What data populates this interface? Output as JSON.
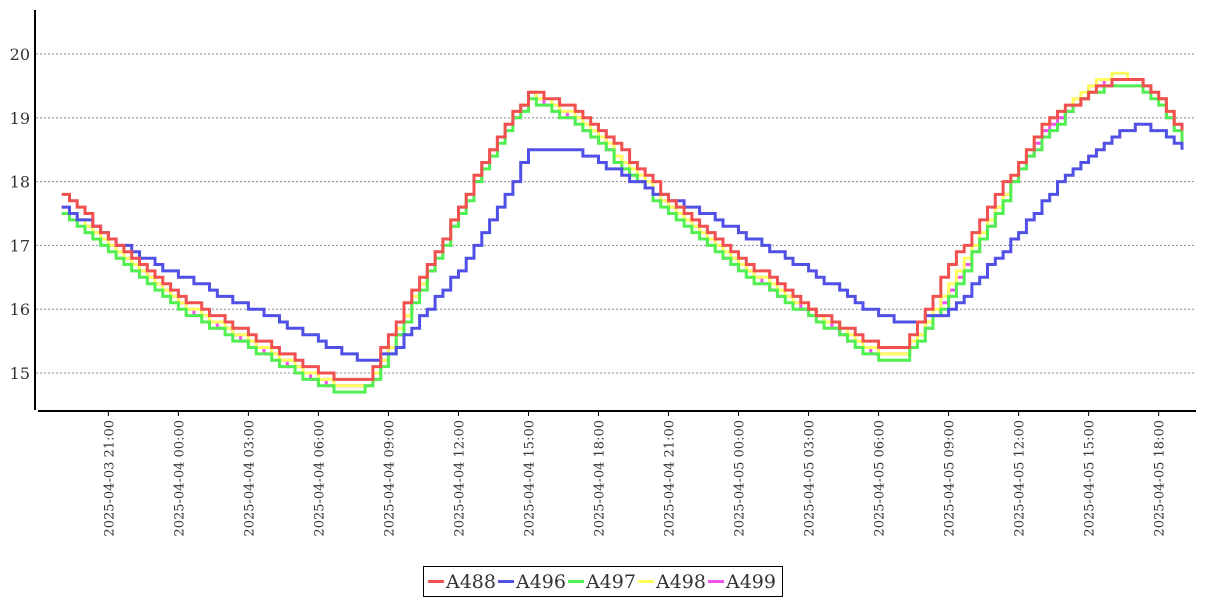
{
  "chart_data": {
    "type": "line",
    "step": true,
    "title": "",
    "xlabel": "",
    "ylabel": "",
    "ylim": [
      14.42,
      20.69
    ],
    "yticks": [
      15,
      16,
      17,
      18,
      19,
      20
    ],
    "x_start": "2025-04-03 19:00",
    "x_step_hours": 1,
    "xlim_hours": [
      -1.1,
      48.6
    ],
    "grid": "horizontal dotted",
    "legend_position": "bottom",
    "xtick_hours": [
      2,
      5,
      8,
      11,
      14,
      17,
      20,
      23,
      26,
      29,
      32,
      35,
      38,
      41,
      44,
      47
    ],
    "xtick_labels": [
      "2025-04-03  21:00",
      "2025-04-04  00:00",
      "2025-04-04  03:00",
      "2025-04-04  06:00",
      "2025-04-04  09:00",
      "2025-04-04  12:00",
      "2025-04-04  15:00",
      "2025-04-04  18:00",
      "2025-04-04  21:00",
      "2025-04-05  00:00",
      "2025-04-05  03:00",
      "2025-04-05  06:00",
      "2025-04-05  09:00",
      "2025-04-05  12:00",
      "2025-04-05  15:00",
      "2025-04-05  18:00"
    ],
    "series": [
      {
        "name": "A488",
        "color": "#f05050",
        "values": [
          17.8,
          17.45,
          17.1,
          16.8,
          16.5,
          16.2,
          16.0,
          15.8,
          15.6,
          15.4,
          15.2,
          15.0,
          14.9,
          14.9,
          15.6,
          16.3,
          16.9,
          17.6,
          18.3,
          18.9,
          19.4,
          19.3,
          19.1,
          18.8,
          18.45,
          18.1,
          17.7,
          17.4,
          17.1,
          16.8,
          16.55,
          16.25,
          16.0,
          15.8,
          15.6,
          15.4,
          15.4,
          16.0,
          16.7,
          17.2,
          17.8,
          18.3,
          18.9,
          19.15,
          19.4,
          19.6,
          19.6,
          19.3,
          18.75
        ]
      },
      {
        "name": "A496",
        "color": "#5050e6",
        "values": [
          17.6,
          17.35,
          17.1,
          16.9,
          16.7,
          16.5,
          16.35,
          16.15,
          16.0,
          15.85,
          15.65,
          15.5,
          15.3,
          15.2,
          15.3,
          15.7,
          16.15,
          16.6,
          17.2,
          17.8,
          18.5,
          18.5,
          18.5,
          18.3,
          18.1,
          17.9,
          17.7,
          17.55,
          17.4,
          17.2,
          17.0,
          16.8,
          16.6,
          16.35,
          16.1,
          15.9,
          15.8,
          15.85,
          15.95,
          16.4,
          16.8,
          17.2,
          17.7,
          18.1,
          18.4,
          18.7,
          18.9,
          18.8,
          18.5
        ]
      },
      {
        "name": "A497",
        "color": "#50f050",
        "values": [
          17.5,
          17.2,
          16.9,
          16.6,
          16.3,
          16.0,
          15.8,
          15.6,
          15.4,
          15.2,
          15.0,
          14.8,
          14.7,
          14.75,
          15.3,
          16.1,
          16.8,
          17.5,
          18.2,
          18.8,
          19.3,
          19.1,
          18.9,
          18.6,
          18.2,
          17.85,
          17.5,
          17.2,
          16.9,
          16.6,
          16.35,
          16.1,
          15.9,
          15.65,
          15.4,
          15.2,
          15.2,
          15.7,
          16.2,
          16.85,
          17.5,
          18.2,
          18.7,
          19.05,
          19.4,
          19.5,
          19.5,
          19.2,
          18.6
        ]
      },
      {
        "name": "A498",
        "color": "#ffff60",
        "values": [
          17.6,
          17.3,
          17.0,
          16.7,
          16.4,
          16.1,
          15.9,
          15.7,
          15.5,
          15.3,
          15.1,
          14.9,
          14.8,
          14.8,
          15.4,
          16.2,
          16.9,
          17.6,
          18.3,
          18.9,
          19.4,
          19.2,
          19.0,
          18.7,
          18.3,
          17.95,
          17.6,
          17.3,
          17.0,
          16.7,
          16.45,
          16.2,
          16.0,
          15.75,
          15.5,
          15.3,
          15.3,
          15.8,
          16.4,
          17.0,
          17.6,
          18.3,
          18.9,
          19.2,
          19.5,
          19.7,
          19.6,
          19.3,
          18.7
        ]
      },
      {
        "name": "A499",
        "color": "#f050f0",
        "values": [
          17.55,
          17.25,
          16.95,
          16.65,
          16.35,
          16.05,
          15.85,
          15.65,
          15.45,
          15.25,
          15.05,
          14.85,
          14.8,
          14.8,
          15.35,
          16.15,
          16.85,
          17.55,
          18.25,
          18.85,
          19.35,
          19.15,
          18.95,
          18.65,
          18.25,
          17.9,
          17.55,
          17.25,
          16.95,
          16.65,
          16.4,
          16.15,
          15.95,
          15.7,
          15.45,
          15.25,
          15.25,
          15.7,
          16.3,
          16.9,
          17.55,
          18.25,
          18.8,
          19.1,
          19.45,
          19.6,
          19.55,
          19.25,
          18.65
        ]
      }
    ]
  }
}
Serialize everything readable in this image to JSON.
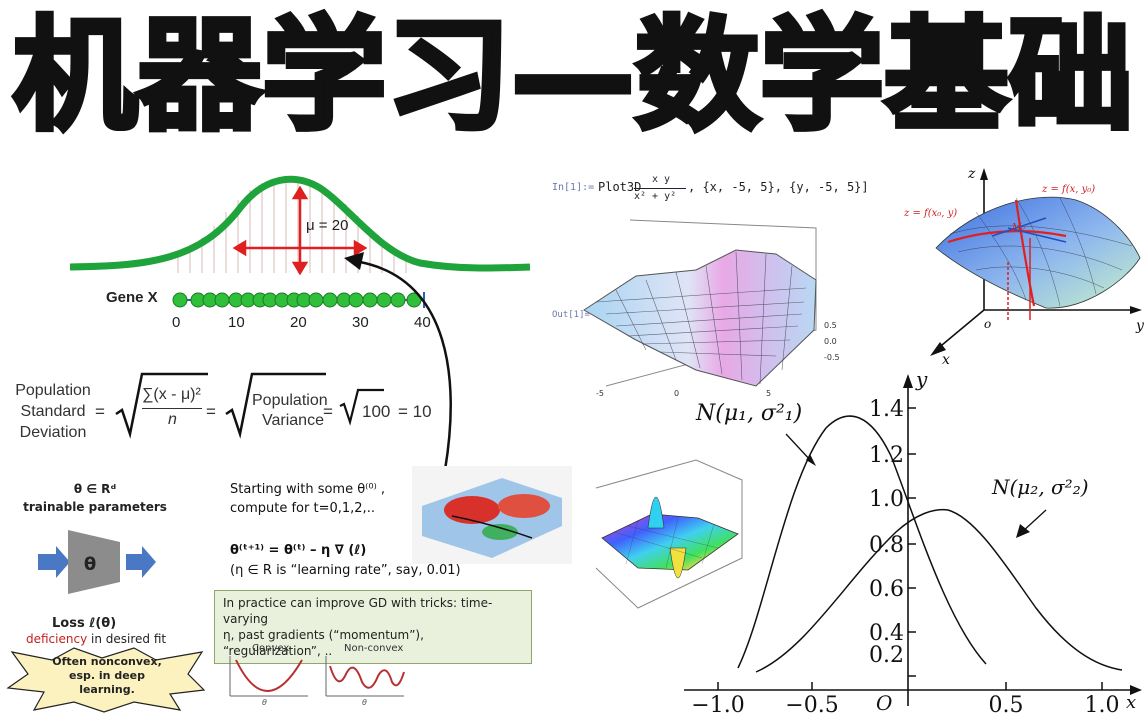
{
  "title": "机器学习—数学基础",
  "gaussian": {
    "mu_label": "μ = 20",
    "gene_label": "Gene X",
    "ticks": [
      "0",
      "10",
      "20",
      "30",
      "40"
    ]
  },
  "std_formula": {
    "label_line1": "Population",
    "label_line2": "Standard",
    "label_line3": "Deviation",
    "eq1": "=",
    "frac_num": "∑(x - μ)²",
    "frac_den": "n",
    "eq2": "=",
    "pop_line1": "Population",
    "pop_line2": "Variance",
    "eq3": "=",
    "sqrt_val": "100",
    "eq4": "= 10"
  },
  "param_block": {
    "theta_space": "θ ∈ Rᵈ",
    "trainable": "trainable parameters",
    "theta": "θ",
    "loss": "Loss  ℓ(θ)",
    "deficiency": "deficiency",
    "fit_text": " in  desired fit",
    "burst_line1": "Often nonconvex,",
    "burst_line2": "esp. in deep",
    "burst_line3": "learning."
  },
  "gd": {
    "line1": "Starting with some  θ⁽⁰⁾ ,",
    "line2": "compute for t=0,1,2,..",
    "update": "θ⁽ᵗ⁺¹⁾ =  θ⁽ᵗ⁾ –  η ∇ (ℓ)",
    "lr_note": "(η ∈ R is “learning rate”, say, 0.01)",
    "box_line1": "In practice can improve GD with tricks: time-varying",
    "box_line2": "η, past gradients (“momentum”), “regularization”, ..",
    "convex": "Convex",
    "nonconvex": "Non-convex",
    "theta_axis": "θ"
  },
  "mathematica": {
    "in_label": "In[1]:=",
    "cmd": "Plot3D",
    "frac_num": "x y",
    "frac_den": "x² + y²",
    "args": ", {x, -5, 5}, {y, -5, 5}]",
    "out_label": "Out[1]=",
    "ticks_x": [
      "-5",
      "0",
      "5"
    ],
    "ticks_z": [
      "0.5",
      "0.0",
      "-0.5"
    ]
  },
  "partial": {
    "z": "z",
    "x": "x",
    "y": "y",
    "o": "o",
    "label_left": "z = f(x₀, y)",
    "label_right": "z = f(x, y₀)",
    "m0": "M₀"
  },
  "normal_plot": {
    "y_label": "y",
    "x_label": "x",
    "origin": "O",
    "n1_label": "N(μ₁, σ²₁)",
    "n2_label": "N(μ₂, σ²₂)",
    "y_ticks": [
      "1.4",
      "1.2",
      "1.0",
      "0.8",
      "0.6",
      "0.4",
      "0.2"
    ],
    "x_ticks": [
      "−1.0",
      "−0.5",
      "0.5",
      "1.0"
    ]
  },
  "colors": {
    "gaussian_curve": "#1fa33b",
    "arrow_red": "#e02020",
    "dot_green": "#2fbf3a",
    "gd_box": "#e9f1dc"
  }
}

-*-

## DIRECTIONS FOR THIS TASK
Make an exact copy of the whole listing, but don't bring over any pictures.

## SOLVED EXERCISE
What data populates this interface? Output as JSON.
{
  "chart_data": {
    "type": "line",
    "step": true,
    "title": "",
    "xlabel": "",
    "ylabel": "",
    "ylim": [
      14.42,
      20.69
    ],
    "yticks": [
      15,
      16,
      17,
      18,
      19,
      20
    ],
    "x_start": "2025-04-03 19:00",
    "x_step_hours": 1,
    "xlim_hours": [
      -1.1,
      48.6
    ],
    "grid": "horizontal dotted",
    "legend_position": "bottom",
    "xtick_hours": [
      2,
      5,
      8,
      11,
      14,
      17,
      20,
      23,
      26,
      29,
      32,
      35,
      38,
      41,
      44,
      47
    ],
    "xtick_labels": [
      "2025-04-03  21:00",
      "2025-04-04  00:00",
      "2025-04-04  03:00",
      "2025-04-04  06:00",
      "2025-04-04  09:00",
      "2025-04-04  12:00",
      "2025-04-04  15:00",
      "2025-04-04  18:00",
      "2025-04-04  21:00",
      "2025-04-05  00:00",
      "2025-04-05  03:00",
      "2025-04-05  06:00",
      "2025-04-05  09:00",
      "2025-04-05  12:00",
      "2025-04-05  15:00",
      "2025-04-05  18:00"
    ],
    "series": [
      {
        "name": "A488",
        "color": "#f05050",
        "values": [
          17.8,
          17.45,
          17.1,
          16.8,
          16.5,
          16.2,
          16.0,
          15.8,
          15.6,
          15.4,
          15.2,
          15.0,
          14.9,
          14.9,
          15.6,
          16.3,
          16.9,
          17.6,
          18.3,
          18.9,
          19.4,
          19.3,
          19.1,
          18.8,
          18.45,
          18.1,
          17.7,
          17.4,
          17.1,
          16.8,
          16.55,
          16.25,
          16.0,
          15.8,
          15.6,
          15.4,
          15.4,
          16.0,
          16.7,
          17.2,
          17.8,
          18.3,
          18.9,
          19.15,
          19.4,
          19.6,
          19.6,
          19.3,
          18.75
        ]
      },
      {
        "name": "A496",
        "color": "#5050e6",
        "values": [
          17.6,
          17.35,
          17.1,
          16.9,
          16.7,
          16.5,
          16.35,
          16.15,
          16.0,
          15.85,
          15.65,
          15.5,
          15.3,
          15.2,
          15.3,
          15.7,
          16.15,
          16.6,
          17.2,
          17.8,
          18.5,
          18.5,
          18.5,
          18.3,
          18.1,
          17.9,
          17.7,
          17.55,
          17.4,
          17.2,
          17.0,
          16.8,
          16.6,
          16.35,
          16.1,
          15.9,
          15.8,
          15.85,
          15.95,
          16.4,
          16.8,
          17.2,
          17.7,
          18.1,
          18.4,
          18.7,
          18.9,
          18.8,
          18.5
        ]
      },
      {
        "name": "A497",
        "color": "#50f050",
        "values": [
          17.5,
          17.2,
          16.9,
          16.6,
          16.3,
          16.0,
          15.8,
          15.6,
          15.4,
          15.2,
          15.0,
          14.8,
          14.7,
          14.75,
          15.3,
          16.1,
          16.8,
          17.5,
          18.2,
          18.8,
          19.3,
          19.1,
          18.9,
          18.6,
          18.2,
          17.85,
          17.5,
          17.2,
          16.9,
          16.6,
          16.35,
          16.1,
          15.9,
          15.65,
          15.4,
          15.2,
          15.2,
          15.7,
          16.2,
          16.85,
          17.5,
          18.2,
          18.7,
          19.05,
          19.4,
          19.5,
          19.5,
          19.2,
          18.6
        ]
      },
      {
        "name": "A498",
        "color": "#ffff60",
        "values": [
          17.6,
          17.3,
          17.0,
          16.7,
          16.4,
          16.1,
          15.9,
          15.7,
          15.5,
          15.3,
          15.1,
          14.9,
          14.8,
          14.8,
          15.4,
          16.2,
          16.9,
          17.6,
          18.3,
          18.9,
          19.4,
          19.2,
          19.0,
          18.7,
          18.3,
          17.95,
          17.6,
          17.3,
          17.0,
          16.7,
          16.45,
          16.2,
          16.0,
          15.75,
          15.5,
          15.3,
          15.3,
          15.8,
          16.4,
          17.0,
          17.6,
          18.3,
          18.9,
          19.2,
          19.5,
          19.7,
          19.6,
          19.3,
          18.7
        ]
      },
      {
        "name": "A499",
        "color": "#f050f0",
        "values": [
          17.55,
          17.25,
          16.95,
          16.65,
          16.35,
          16.05,
          15.85,
          15.65,
          15.45,
          15.25,
          15.05,
          14.85,
          14.8,
          14.8,
          15.35,
          16.15,
          16.85,
          17.55,
          18.25,
          18.85,
          19.35,
          19.15,
          18.95,
          18.65,
          18.25,
          17.9,
          17.55,
          17.25,
          16.95,
          16.65,
          16.4,
          16.15,
          15.95,
          15.7,
          15.45,
          15.25,
          15.25,
          15.7,
          16.3,
          16.9,
          17.55,
          18.25,
          18.8,
          19.1,
          19.45,
          19.6,
          19.55,
          19.25,
          18.65
        ]
      }
    ]
  }
}
Serialize everything readable in this image to JSON.
{
  "title": "机器学习—数学基础",
  "gaussian": {
    "mu_label": "μ = 20",
    "gene_label": "Gene X",
    "ticks": [
      "0",
      "10",
      "20",
      "30",
      "40"
    ]
  },
  "std_formula": {
    "label_line1": "Population",
    "label_line2": "Standard",
    "label_line3": "Deviation",
    "eq1": "=",
    "frac_num": "∑(x - μ)²",
    "frac_den": "n",
    "eq2": "=",
    "pop_line1": "Population",
    "pop_line2": "Variance",
    "eq3": "=",
    "sqrt_val": "100",
    "eq4": "= 10"
  },
  "param_block": {
    "theta_space": "θ ∈ Rᵈ",
    "trainable": "trainable parameters",
    "theta": "θ",
    "loss": "Loss  ℓ(θ)",
    "deficiency": "deficiency",
    "fit_text": " in  desired fit",
    "burst_line1": "Often nonconvex,",
    "burst_line2": "esp. in deep",
    "burst_line3": "learning."
  },
  "gd": {
    "line1": "Starting with some  θ⁽⁰⁾ ,",
    "line2": "compute for t=0,1,2,..",
    "update": "θ⁽ᵗ⁺¹⁾ =  θ⁽ᵗ⁾ –  η ∇ (ℓ)",
    "lr_note": "(η ∈ R is “learning rate”, say, 0.01)",
    "box_line1": "In practice can improve GD with tricks: time-varying",
    "box_line2": "η, past gradients (“momentum”), “regularization”, ..",
    "convex": "Convex",
    "nonconvex": "Non-convex",
    "theta_axis": "θ"
  },
  "mathematica": {
    "in_label": "In[1]:=",
    "cmd": "Plot3D",
    "frac_num": "x y",
    "frac_den": "x² + y²",
    "args": ", {x, -5, 5}, {y, -5, 5}]",
    "out_label": "Out[1]=",
    "ticks_x": [
      "-5",
      "0",
      "5"
    ],
    "ticks_z": [
      "0.5",
      "0.0",
      "-0.5"
    ]
  },
  "partial": {
    "z": "z",
    "x": "x",
    "y": "y",
    "o": "o",
    "label_left": "z = f(x₀, y)",
    "label_right": "z = f(x, y₀)",
    "m0": "M₀"
  },
  "normal_plot": {
    "y_label": "y",
    "x_label": "x",
    "origin": "O",
    "n1_label": "N(μ₁, σ²₁)",
    "n2_label": "N(μ₂, σ²₂)",
    "y_ticks": [
      "1.4",
      "1.2",
      "1.0",
      "0.8",
      "0.6",
      "0.4",
      "0.2"
    ],
    "x_ticks": [
      "−1.0",
      "−0.5",
      "0.5",
      "1.0"
    ]
  },
  "colors": {
    "gaussian_curve": "#1fa33b",
    "arrow_red": "#e02020",
    "dot_green": "#2fbf3a",
    "gd_box": "#e9f1dc"
  }
}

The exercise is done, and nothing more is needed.